Another reason is Marsh has been too busy bringing Emoji to big cities across the country and tiny towns around Vermont — Stowe was just one of four stops in three states in eight days. Heck, she played the Big Apple before playing the small apple cidery.
Emoji Nightmare, along with fellow queens Nikki Champagne and Katniss Everqueer, have, for the past five years, been on the library circuit, bringing some color and spice — G-rated for the kiddos — to rural communities where there aren’t as many LGBTQ offerings.
Marsh in 2017 co-founded the Vermont chapter of Drag Queen Story Hour, which features the queens reading books to kids at libraries. The Vermont chapter’s very first event was held in Lamoille County.
“It was important for me to bring my whole self to the place I love,” Marsh said.
It was a packed house Saturday night as Stowe Cider hosted a drag and burlesque show featuring several of the area’s most fabulous entertainers.
Photo by Gordon Miller
Dragged down
Drag queens are taking a hit, with states and cities across America proposing bills that Marsh says target LGBTQ communities.

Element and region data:
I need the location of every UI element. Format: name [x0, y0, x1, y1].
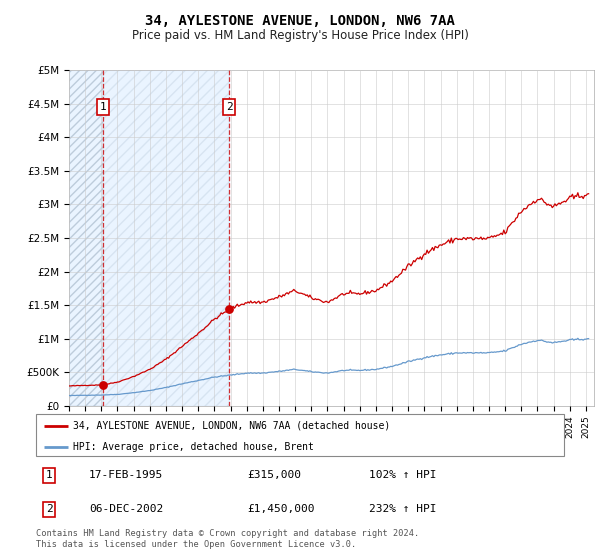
Text: £1,450,000: £1,450,000: [247, 505, 315, 515]
Point: [98, 380, 108, 389]
Text: £315,000: £315,000: [247, 470, 301, 480]
Text: 34, AYLESTONE AVENUE, LONDON, NW6 7AA: 34, AYLESTONE AVENUE, LONDON, NW6 7AA: [145, 14, 455, 28]
Text: Price paid vs. HM Land Registry's House Price Index (HPI): Price paid vs. HM Land Registry's House …: [131, 29, 469, 42]
Text: 102% ↑ HPI: 102% ↑ HPI: [368, 470, 436, 480]
Text: Contains HM Land Registry data © Crown copyright and database right 2024.
This d: Contains HM Land Registry data © Crown c…: [36, 529, 419, 549]
Text: 1: 1: [100, 102, 107, 112]
Text: 06-DEC-2002: 06-DEC-2002: [89, 505, 163, 515]
Text: 2: 2: [226, 102, 233, 112]
Text: 2: 2: [46, 505, 53, 515]
Text: 232% ↑ HPI: 232% ↑ HPI: [368, 505, 436, 515]
Text: 17-FEB-1995: 17-FEB-1995: [89, 470, 163, 480]
Bar: [69, 70, 229, 406]
Point: [224, 304, 234, 313]
Text: 34, AYLESTONE AVENUE, LONDON, NW6 7AA (detached house): 34, AYLESTONE AVENUE, LONDON, NW6 7AA (d…: [73, 421, 390, 431]
Text: HPI: Average price, detached house, Brent: HPI: Average price, detached house, Bren…: [73, 442, 314, 452]
Text: 1: 1: [46, 470, 53, 480]
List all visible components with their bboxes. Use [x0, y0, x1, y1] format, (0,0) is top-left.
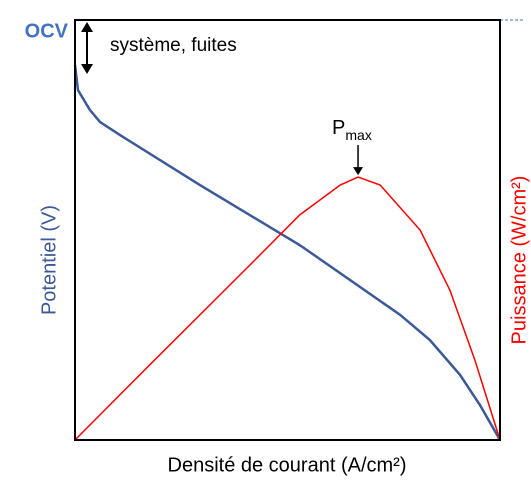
annotation: Pmax: [332, 117, 372, 142]
plot-frame: [74, 19, 501, 441]
series-line: [74, 176, 501, 441]
annotation: système, fuites: [110, 35, 237, 56]
y-axis-label: Potentiel (V): [38, 205, 60, 315]
annotation-subscript: max: [345, 127, 371, 143]
series-line: [73, 64, 502, 441]
y2-axis-label: Puissance (W/cm²): [508, 176, 530, 345]
annotation-arrow-head: [353, 167, 364, 176]
x-axis-label: Densité de courant (A/cm²): [168, 454, 407, 476]
ocv-label: OCV: [25, 20, 69, 42]
annotation-text: P: [332, 117, 345, 139]
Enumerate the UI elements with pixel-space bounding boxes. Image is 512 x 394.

=== Short problem 1 ===
In the article on Vermont drag queens, condense the paragraph beginning "Marsh in 2017 co-founded" into a short bulleted list that keeps its main facts.
=== Short problem 2 ===
Continue the article on Vermont drag queens, picking up after its final sentence.

=== Written response 1 ===
- In 2017, Marsh co-founded the Vermont chapter of Drag Queen Story Hour.
- At its events, queens read books to kids at libraries.
- The chapter held its first event in Lamoille County.

=== Written response 2 ===
Tennessee, for instance, just passed a law prohibiting people from performing in drag in public spaces, which has performers concerned, not just for the drop in income they get from performing but for the fear of being arrested for doing so.
“It’s happening across the country, as more and more of these states sort of see what can be done and, I think, are feeling empowered to do it, which is frightening,” Marsh said.
Marsh said library officials in the nearby town of Weston, upon hearing the news, invited the queens to its Wilder Memorial Library.
This month on Town Meeting Day, residents in the tiny town of Ira voted 19-18 to reject the town’s $3,157 appropriation to the Rutland Free Library, partly because the library hosted a story hour in January.
The Rutland Herald reported that 115 Ira residents, roughly a third of the total population, hold library cards at Rutland Free. An online fundraiser quickly brought in $4,800 to replace the nixed appropriation, at least for this year.
There was also some pushback against Drag Queen Story Hour in Marsh’s hometown by a House candidate in the district that represents Cambridge and Waterville. Last year, House hopeful Rebecca Pitre had to answer to Front Porch Forum comments she made in 2017 equating the story hours to “child abuse” and saying drag queens were using kids “to further their social and political views.”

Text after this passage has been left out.